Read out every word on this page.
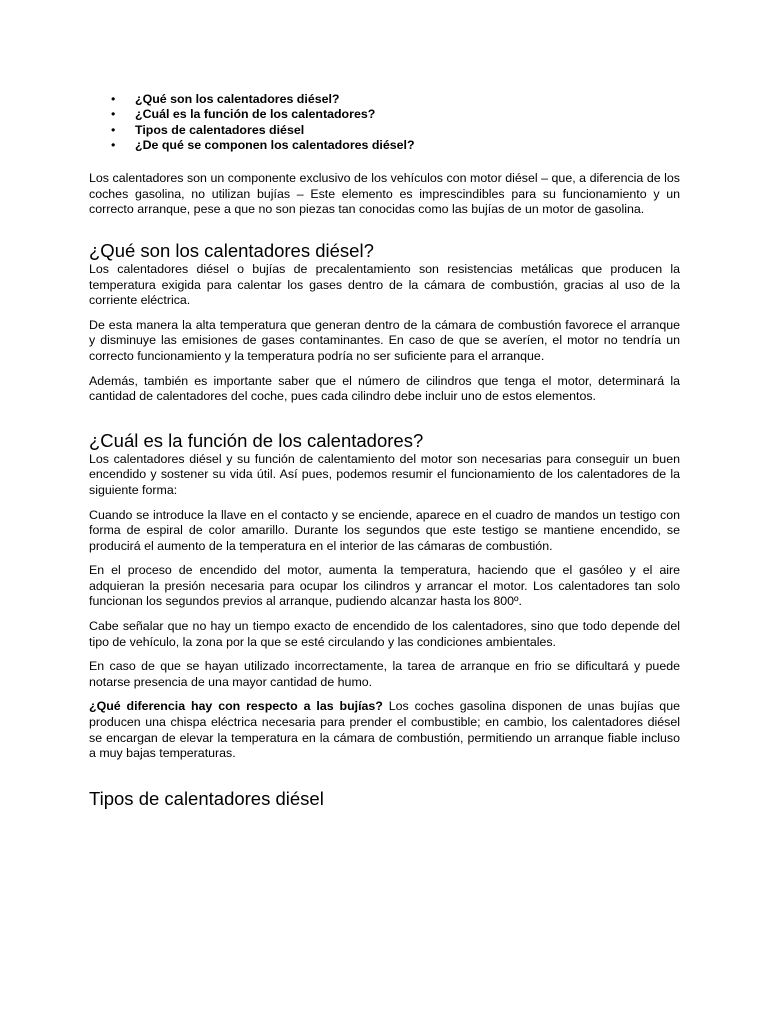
• ¿Qué son los calentadores diésel?
• ¿Cuál es la función de los calentadores?
• Tipos de calentadores diésel
• ¿De qué se componen los calentadores diésel?

Los calentadores son un componente exclusivo de los vehículos con motor diésel – que, a diferencia de los coches gasolina, no utilizan bujías – Este elemento es imprescindibles para su funcionamiento y un correcto arranque, pese a que no son piezas tan conocidas como las bujías de un motor de gasolina.

¿Qué son los calentadores diésel?

Los calentadores diésel o bujías de precalentamiento son resistencias metálicas que producen la temperatura exigida para calentar los gases dentro de la cámara de combustión, gracias al uso de la corriente eléctrica.

De esta manera la alta temperatura que generan dentro de la cámara de combustión favorece el arranque y disminuye las emisiones de gases contaminantes. En caso de que se averíen, el motor no tendría un correcto funcionamiento y la temperatura podría no ser suficiente para el arranque.

Además, también es importante saber que el número de cilindros que tenga el motor, determinará la cantidad de calentadores del coche, pues cada cilindro debe incluir uno de estos elementos.

¿Cuál es la función de los calentadores?

Los calentadores diésel y su función de calentamiento del motor son necesarias para conseguir un buen encendido y sostener su vida útil. Así pues, podemos resumir el funcionamiento de los calentadores de la siguiente forma:

Cuando se introduce la llave en el contacto y se enciende, aparece en el cuadro de mandos un testigo con forma de espiral de color amarillo. Durante los segundos que este testigo se mantiene encendido, se producirá el aumento de la temperatura en el interior de las cámaras de combustión.

En el proceso de encendido del motor, aumenta la temperatura, haciendo que el gasóleo y el aire adquieran la presión necesaria para ocupar los cilindros y arrancar el motor. Los calentadores tan solo funcionan los segundos previos al arranque, pudiendo alcanzar hasta los 800º.

Cabe señalar que no hay un tiempo exacto de encendido de los calentadores, sino que todo depende del tipo de vehículo, la zona por la que se esté circulando y las condiciones ambientales.

En caso de que se hayan utilizado incorrectamente, la tarea de arranque en frio se dificultará y puede notarse presencia de una mayor cantidad de humo.

¿Qué diferencia hay con respecto a las bujías? Los coches gasolina disponen de unas bujías que producen una chispa eléctrica necesaria para prender el combustible; en cambio, los calentadores diésel se encargan de elevar la temperatura en la cámara de combustión, permitiendo un arranque fiable incluso a muy bajas temperaturas.

Tipos de calentadores diésel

→ **INSTRUCTION**
Leave out the pictures and reproduce the rest of the listing exactly.

→ **ANSWER**
Read out every word on this page.
• ¿Qué son los calentadores diésel?
• ¿Cuál es la función de los calentadores?
• Tipos de calentadores diésel
• ¿De qué se componen los calentadores diésel?

Los calentadores son un componente exclusivo de los vehículos con motor diésel – que, a diferencia de los coches gasolina, no utilizan bujías – Este elemento es imprescindibles para su funcionamiento y un correcto arranque, pese a que no son piezas tan conocidas como las bujías de un motor de gasolina.

¿Qué son los calentadores diésel?

Los calentadores diésel o bujías de precalentamiento son resistencias metálicas que producen la temperatura exigida para calentar los gases dentro de la cámara de combustión, gracias al uso de la corriente eléctrica.

De esta manera la alta temperatura que generan dentro de la cámara de combustión favorece el arranque y disminuye las emisiones de gases contaminantes. En caso de que se averíen, el motor no tendría un correcto funcionamiento y la temperatura podría no ser suficiente para el arranque.

Además, también es importante saber que el número de cilindros que tenga el motor, determinará la cantidad de calentadores del coche, pues cada cilindro debe incluir uno de estos elementos.

¿Cuál es la función de los calentadores?

Los calentadores diésel y su función de calentamiento del motor son necesarias para conseguir un buen encendido y sostener su vida útil. Así pues, podemos resumir el funcionamiento de los calentadores de la siguiente forma:

Cuando se introduce la llave en el contacto y se enciende, aparece en el cuadro de mandos un testigo con forma de espiral de color amarillo. Durante los segundos que este testigo se mantiene encendido, se producirá el aumento de la temperatura en el interior de las cámaras de combustión.

En el proceso de encendido del motor, aumenta la temperatura, haciendo que el gasóleo y el aire adquieran la presión necesaria para ocupar los cilindros y arrancar el motor. Los calentadores tan solo funcionan los segundos previos al arranque, pudiendo alcanzar hasta los 800º.

Cabe señalar que no hay un tiempo exacto de encendido de los calentadores, sino que todo depende del tipo de vehículo, la zona por la que se esté circulando y las condiciones ambientales.

En caso de que se hayan utilizado incorrectamente, la tarea de arranque en frio se dificultará y puede notarse presencia de una mayor cantidad de humo.

¿Qué diferencia hay con respecto a las bujías? Los coches gasolina disponen de unas bujías que producen una chispa eléctrica necesaria para prender el combustible; en cambio, los calentadores diésel se encargan de elevar la temperatura en la cámara de combustión, permitiendo un arranque fiable incluso a muy bajas temperaturas.

Tipos de calentadores diésel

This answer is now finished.